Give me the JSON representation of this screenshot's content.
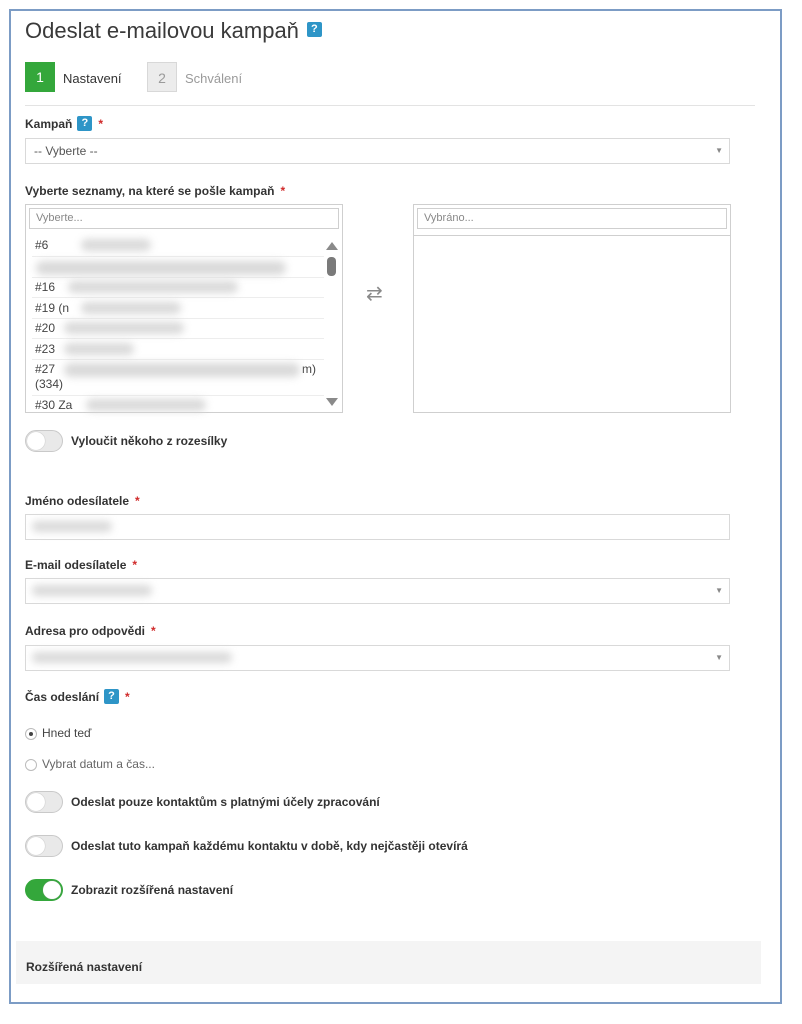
{
  "page": {
    "title": "Odeslat e-mailovou kampaň",
    "help_glyph": "?"
  },
  "steps": [
    {
      "number": "1",
      "label": "Nastavení"
    },
    {
      "number": "2",
      "label": "Schválení"
    }
  ],
  "campaign": {
    "label": "Kampaň",
    "required": "*",
    "value": "-- Vyberte --"
  },
  "lists": {
    "label": "Vyberte seznamy, na které se pošle kampaň",
    "required": "*",
    "available_placeholder": "Vyberte...",
    "selected_placeholder": "Vybráno...",
    "items": [
      {
        "text": "#6"
      },
      {
        "text": ""
      },
      {
        "text": "#16"
      },
      {
        "text": "#19 (n"
      },
      {
        "text": "#20"
      },
      {
        "text": "#23"
      },
      {
        "text": "#27",
        "suffix": "m)",
        "line2": "(334)"
      },
      {
        "text": "#30 Za"
      }
    ],
    "transfer_glyph": "⇄"
  },
  "exclude": {
    "label": "Vyloučit někoho z rozesílky",
    "on": false
  },
  "sender_name": {
    "label": "Jméno odesílatele",
    "required": "*"
  },
  "sender_email": {
    "label": "E-mail odesílatele",
    "required": "*"
  },
  "reply_to": {
    "label": "Adresa pro odpovědi",
    "required": "*"
  },
  "send_time": {
    "label": "Čas odeslání",
    "required": "*",
    "options": [
      {
        "label": "Hned teď",
        "checked": true
      },
      {
        "label": "Vybrat datum a čas...",
        "checked": false
      }
    ]
  },
  "toggles": [
    {
      "label": "Odeslat pouze kontaktům s platnými účely zpracování",
      "on": false
    },
    {
      "label": "Odeslat tuto kampaň každému kontaktu v době, kdy nejčastěji otevírá",
      "on": false
    },
    {
      "label": "Zobrazit rozšířená nastavení",
      "on": true
    }
  ],
  "advanced": {
    "label": "Rozšířená nastavení"
  },
  "colors": {
    "accent_green": "#34a73b",
    "help_blue": "#2e95c7",
    "required_red": "#d02a2a",
    "frame_blue": "#7c9cc5"
  }
}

* PROMPT
Pick out the lines that have the word "text". Copy them all.

* IN RESPONSE
        "text": "#6"
        "text": ""
        "text": "#16"
        "text": "#19 (n"
        "text": "#20"
        "text": "#23"
        "text": "#27",
        "text": "#30 Za"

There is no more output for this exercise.